----- EXCERPTED DATA
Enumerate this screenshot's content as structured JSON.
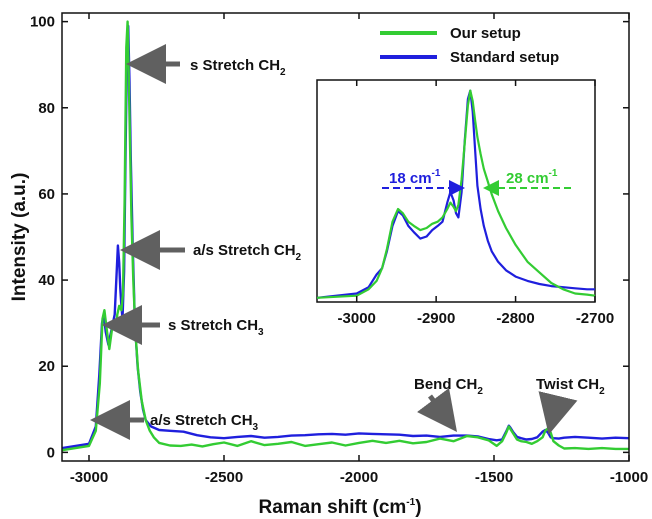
{
  "colors": {
    "our": "#33cc33",
    "standard": "#1f1fdd",
    "arrow": "#606060",
    "axis": "#111111"
  },
  "chart_data": [
    {
      "id": "main",
      "type": "line",
      "xlabel": "Raman shift (cm",
      "xlabel_sup": "-1",
      "xlabel_end": ")",
      "ylabel": "Intensity (a.u.)",
      "xlim": [
        -3100,
        -1000
      ],
      "ylim": [
        -2,
        102
      ],
      "x_ticks": [
        -3000,
        -2500,
        -2000,
        -1500,
        -1000
      ],
      "y_ticks": [
        0,
        20,
        40,
        60,
        80,
        100
      ],
      "x_tick_labels": [
        "-3000",
        "-2500",
        "-2000",
        "-1500",
        "-1000"
      ],
      "y_tick_labels": [
        "0",
        "20",
        "40",
        "60",
        "80",
        "100"
      ],
      "legend": {
        "position": "top-right",
        "entries": [
          {
            "name": "Our setup",
            "color": "#33cc33"
          },
          {
            "name": "Standard setup",
            "color": "#1f1fdd"
          }
        ]
      },
      "series": [
        {
          "name": "Our setup",
          "color": "#33cc33",
          "x": [
            -3100,
            -3000,
            -2975,
            -2960,
            -2950,
            -2943,
            -2935,
            -2925,
            -2912,
            -2900,
            -2895,
            -2888,
            -2880,
            -2874,
            -2868,
            -2862,
            -2857,
            -2853,
            -2848,
            -2843,
            -2836,
            -2828,
            -2818,
            -2805,
            -2790,
            -2775,
            -2760,
            -2740,
            -2700,
            -2660,
            -2620,
            -2580,
            -2540,
            -2500,
            -2450,
            -2400,
            -2350,
            -2300,
            -2250,
            -2200,
            -2150,
            -2100,
            -2050,
            -2000,
            -1950,
            -1900,
            -1850,
            -1800,
            -1750,
            -1700,
            -1650,
            -1600,
            -1560,
            -1520,
            -1490,
            -1470,
            -1455,
            -1445,
            -1440,
            -1430,
            -1415,
            -1400,
            -1380,
            -1360,
            -1340,
            -1320,
            -1310,
            -1300,
            -1290,
            -1280,
            -1260,
            -1240,
            -1200,
            -1150,
            -1100,
            -1050,
            -1000
          ],
          "y": [
            0.5,
            1.5,
            5,
            16,
            31,
            33,
            29,
            24,
            30,
            29,
            32,
            34,
            33,
            37,
            58,
            94,
            100,
            88,
            72,
            55,
            40,
            28,
            19,
            12,
            7.5,
            5,
            3.5,
            2.2,
            1.6,
            1.5,
            1.8,
            1.4,
            1.9,
            2.3,
            1.5,
            2.6,
            1.7,
            2.0,
            2.4,
            1.5,
            1.9,
            2.3,
            1.6,
            2.2,
            2.7,
            2.2,
            2.7,
            2.1,
            2.4,
            3.2,
            2.6,
            3.8,
            3.5,
            2.8,
            1.5,
            2.6,
            4.5,
            6.0,
            5.5,
            4.5,
            3.0,
            2.6,
            2.4,
            2.0,
            2.6,
            3.5,
            5.0,
            5.6,
            4.6,
            2.6,
            1.6,
            0.9,
            1.0,
            0.8,
            1.0,
            0.8,
            0.8
          ]
        },
        {
          "name": "Standard setup",
          "color": "#1f1fdd",
          "x": [
            -3100,
            -3000,
            -2975,
            -2962,
            -2952,
            -2945,
            -2938,
            -2928,
            -2915,
            -2905,
            -2898,
            -2893,
            -2888,
            -2884,
            -2880,
            -2876,
            -2870,
            -2864,
            -2859,
            -2855,
            -2850,
            -2845,
            -2838,
            -2830,
            -2820,
            -2810,
            -2800,
            -2790,
            -2770,
            -2740,
            -2700,
            -2650,
            -2600,
            -2550,
            -2500,
            -2450,
            -2400,
            -2350,
            -2300,
            -2250,
            -2200,
            -2150,
            -2100,
            -2050,
            -2000,
            -1950,
            -1900,
            -1850,
            -1800,
            -1750,
            -1700,
            -1650,
            -1600,
            -1560,
            -1520,
            -1490,
            -1470,
            -1455,
            -1445,
            -1440,
            -1430,
            -1415,
            -1400,
            -1380,
            -1360,
            -1340,
            -1320,
            -1310,
            -1300,
            -1290,
            -1280,
            -1260,
            -1240,
            -1200,
            -1150,
            -1100,
            -1050,
            -1000
          ],
          "y": [
            1.0,
            2.0,
            6,
            18,
            30,
            32,
            28,
            25,
            29,
            32,
            41,
            48,
            44,
            38,
            34,
            31,
            42,
            72,
            95,
            99,
            86,
            68,
            48,
            30,
            20,
            14,
            10,
            7.5,
            6.0,
            5.2,
            5.0,
            4.8,
            4.0,
            3.5,
            3.3,
            3.6,
            3.8,
            3.4,
            3.6,
            3.9,
            4.0,
            4.2,
            4.3,
            4.1,
            4.4,
            4.3,
            4.2,
            4.1,
            3.8,
            3.9,
            3.6,
            3.9,
            3.9,
            3.7,
            3.1,
            2.8,
            3.0,
            4.8,
            6.2,
            5.8,
            4.8,
            3.6,
            3.3,
            3.0,
            3.1,
            3.5,
            4.8,
            5.2,
            4.6,
            3.5,
            3.3,
            3.2,
            3.4,
            3.6,
            3.4,
            3.2,
            3.4,
            3.3
          ]
        }
      ],
      "annotations": [
        {
          "text": "s Stretch CH",
          "sub": "2",
          "x": -2858,
          "y": 91
        },
        {
          "text": "a/s Stretch CH",
          "sub": "2",
          "x": -2880,
          "y": 48
        },
        {
          "text": "s Stretch CH",
          "sub": "3",
          "x": -2920,
          "y": 31
        },
        {
          "text": "a/s Stretch CH",
          "sub": "3",
          "x": -2968,
          "y": 9
        },
        {
          "text": "Bend CH",
          "sub": "2",
          "x": -1443,
          "y": 6.5
        },
        {
          "text": "Twist CH",
          "sub": "2",
          "x": -1308,
          "y": 6.0
        }
      ]
    },
    {
      "id": "inset",
      "type": "line",
      "xlim": [
        -3050,
        -2700
      ],
      "ylim": [
        0,
        105
      ],
      "x_ticks": [
        -3000,
        -2900,
        -2800,
        -2700
      ],
      "x_tick_labels": [
        "-3000",
        "-2900",
        "-2800",
        "-2700"
      ],
      "series": [
        {
          "name": "Our setup",
          "color": "#33cc33",
          "x": [
            -3050,
            -3000,
            -2985,
            -2975,
            -2968,
            -2962,
            -2955,
            -2948,
            -2942,
            -2935,
            -2928,
            -2920,
            -2912,
            -2905,
            -2898,
            -2892,
            -2886,
            -2882,
            -2878,
            -2875,
            -2872,
            -2868,
            -2864,
            -2860,
            -2857,
            -2854,
            -2851,
            -2848,
            -2844,
            -2840,
            -2835,
            -2830,
            -2822,
            -2812,
            -2800,
            -2785,
            -2770,
            -2755,
            -2740,
            -2725,
            -2710,
            -2700
          ],
          "y": [
            2,
            3,
            6,
            10,
            16,
            25,
            38,
            44,
            42,
            38,
            36,
            34,
            35,
            37,
            38,
            40,
            44,
            47,
            45,
            43,
            46,
            58,
            75,
            93,
            100,
            95,
            86,
            78,
            70,
            63,
            57,
            51,
            43,
            35,
            27,
            19,
            14,
            9,
            6,
            4,
            3.5,
            3
          ]
        },
        {
          "name": "Standard setup",
          "color": "#1f1fdd",
          "x": [
            -3050,
            -3000,
            -2985,
            -2975,
            -2968,
            -2962,
            -2955,
            -2948,
            -2942,
            -2935,
            -2928,
            -2920,
            -2912,
            -2905,
            -2898,
            -2892,
            -2886,
            -2882,
            -2878,
            -2875,
            -2872,
            -2868,
            -2864,
            -2860,
            -2857,
            -2854,
            -2851,
            -2848,
            -2844,
            -2840,
            -2835,
            -2830,
            -2822,
            -2812,
            -2800,
            -2785,
            -2770,
            -2755,
            -2740,
            -2725,
            -2710,
            -2700
          ],
          "y": [
            2,
            4,
            7,
            13,
            16,
            24,
            36,
            43,
            41,
            36,
            33,
            30,
            31,
            34,
            36,
            38,
            47,
            52,
            48,
            42,
            40,
            52,
            76,
            96,
            100,
            90,
            72,
            55,
            44,
            36,
            29,
            24,
            19,
            15,
            12,
            10,
            8.5,
            7.5,
            7,
            6.5,
            6,
            6
          ]
        }
      ],
      "width_labels": [
        {
          "text": "18 cm",
          "sup": "-1",
          "color": "#1f1fdd"
        },
        {
          "text": "28 cm",
          "sup": "-1",
          "color": "#33cc33"
        }
      ]
    }
  ]
}
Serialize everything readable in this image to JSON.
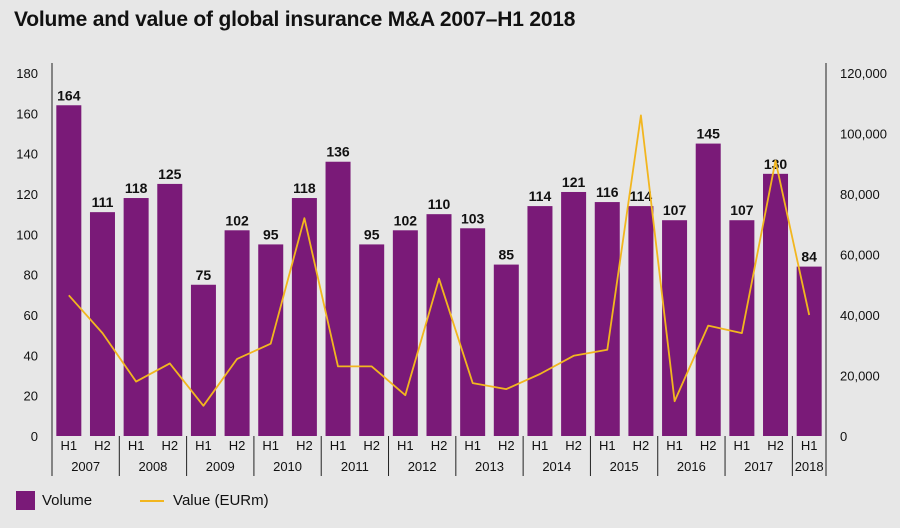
{
  "chart_data": {
    "type": "bar",
    "title": "Volume and value of global insurance M&A 2007–H1 2018",
    "half_labels": [
      "H1",
      "H2",
      "H1",
      "H2",
      "H1",
      "H2",
      "H1",
      "H2",
      "H1",
      "H2",
      "H1",
      "H2",
      "H1",
      "H2",
      "H1",
      "H2",
      "H1",
      "H2",
      "H1",
      "H2",
      "H1",
      "H2",
      "H1"
    ],
    "year_groups": [
      {
        "label": "2007",
        "count": 2
      },
      {
        "label": "2008",
        "count": 2
      },
      {
        "label": "2009",
        "count": 2
      },
      {
        "label": "2010",
        "count": 2
      },
      {
        "label": "2011",
        "count": 2
      },
      {
        "label": "2012",
        "count": 2
      },
      {
        "label": "2013",
        "count": 2
      },
      {
        "label": "2014",
        "count": 2
      },
      {
        "label": "2015",
        "count": 2
      },
      {
        "label": "2016",
        "count": 2
      },
      {
        "label": "2017",
        "count": 2
      },
      {
        "label": "2018",
        "count": 1
      }
    ],
    "series": [
      {
        "name": "Volume",
        "type": "bar",
        "axis": "left",
        "color": "#7a1a78",
        "values": [
          164,
          111,
          118,
          125,
          75,
          102,
          95,
          118,
          136,
          95,
          102,
          110,
          103,
          85,
          114,
          121,
          116,
          114,
          107,
          145,
          107,
          130,
          84
        ]
      },
      {
        "name": "Value (EURm)",
        "type": "line",
        "axis": "right",
        "color": "#f2b61f",
        "values": [
          46500,
          34000,
          18000,
          24000,
          10000,
          25500,
          30500,
          72000,
          23000,
          23000,
          13500,
          52000,
          17500,
          15500,
          20500,
          26500,
          28500,
          106000,
          11500,
          36500,
          34000,
          91000,
          40000
        ]
      }
    ],
    "y_left": {
      "min": 0,
      "max": 180,
      "ticks": [
        0,
        20,
        40,
        60,
        80,
        100,
        120,
        140,
        160,
        180
      ]
    },
    "y_right": {
      "min": 0,
      "max": 120000,
      "ticks": [
        "0",
        "20,000",
        "40,000",
        "60,000",
        "80,000",
        "100,000",
        "120,000"
      ]
    },
    "grid": false,
    "legend_position": "bottom-left"
  }
}
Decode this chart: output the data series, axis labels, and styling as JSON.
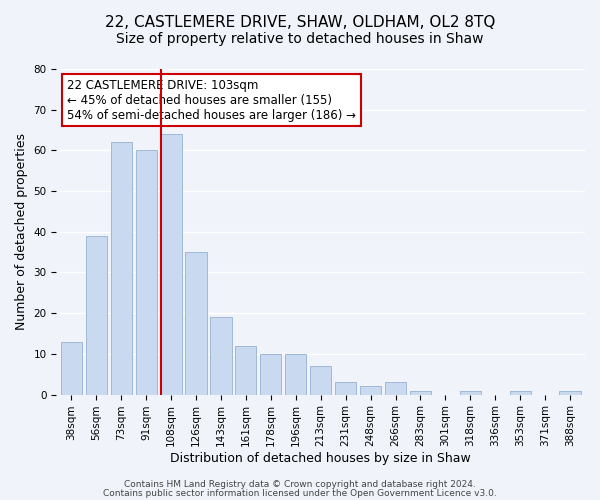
{
  "title1": "22, CASTLEMERE DRIVE, SHAW, OLDHAM, OL2 8TQ",
  "title2": "Size of property relative to detached houses in Shaw",
  "xlabel": "Distribution of detached houses by size in Shaw",
  "ylabel": "Number of detached properties",
  "categories": [
    "38sqm",
    "56sqm",
    "73sqm",
    "91sqm",
    "108sqm",
    "126sqm",
    "143sqm",
    "161sqm",
    "178sqm",
    "196sqm",
    "213sqm",
    "231sqm",
    "248sqm",
    "266sqm",
    "283sqm",
    "301sqm",
    "318sqm",
    "336sqm",
    "353sqm",
    "371sqm",
    "388sqm"
  ],
  "values": [
    13,
    39,
    62,
    60,
    64,
    35,
    19,
    12,
    10,
    10,
    7,
    3,
    2,
    3,
    1,
    0,
    1,
    0,
    1,
    0,
    1
  ],
  "bar_color": "#c9d9f0",
  "bar_edge_color": "#a0b8d8",
  "vline_x": 3.575,
  "vline_color": "#cc0000",
  "annotation_text": "22 CASTLEMERE DRIVE: 103sqm\n← 45% of detached houses are smaller (155)\n54% of semi-detached houses are larger (186) →",
  "annotation_box_color": "#ffffff",
  "annotation_box_edge_color": "#cc0000",
  "ylim": [
    0,
    80
  ],
  "yticks": [
    0,
    10,
    20,
    30,
    40,
    50,
    60,
    70,
    80
  ],
  "footer1": "Contains HM Land Registry data © Crown copyright and database right 2024.",
  "footer2": "Contains public sector information licensed under the Open Government Licence v3.0.",
  "background_color": "#f0f4fa",
  "grid_color": "#ffffff",
  "title1_fontsize": 11,
  "title2_fontsize": 10,
  "xlabel_fontsize": 9,
  "ylabel_fontsize": 9,
  "tick_fontsize": 7.5,
  "annotation_fontsize": 8.5,
  "footer_fontsize": 6.5
}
----------
EXERCISE GOAL:
Identify and extract each line of the listing that contains "Volume".

RESULT:
    "title": "Volume and value of global insurance M&A 2007–H1 2018",
        "name": "Volume",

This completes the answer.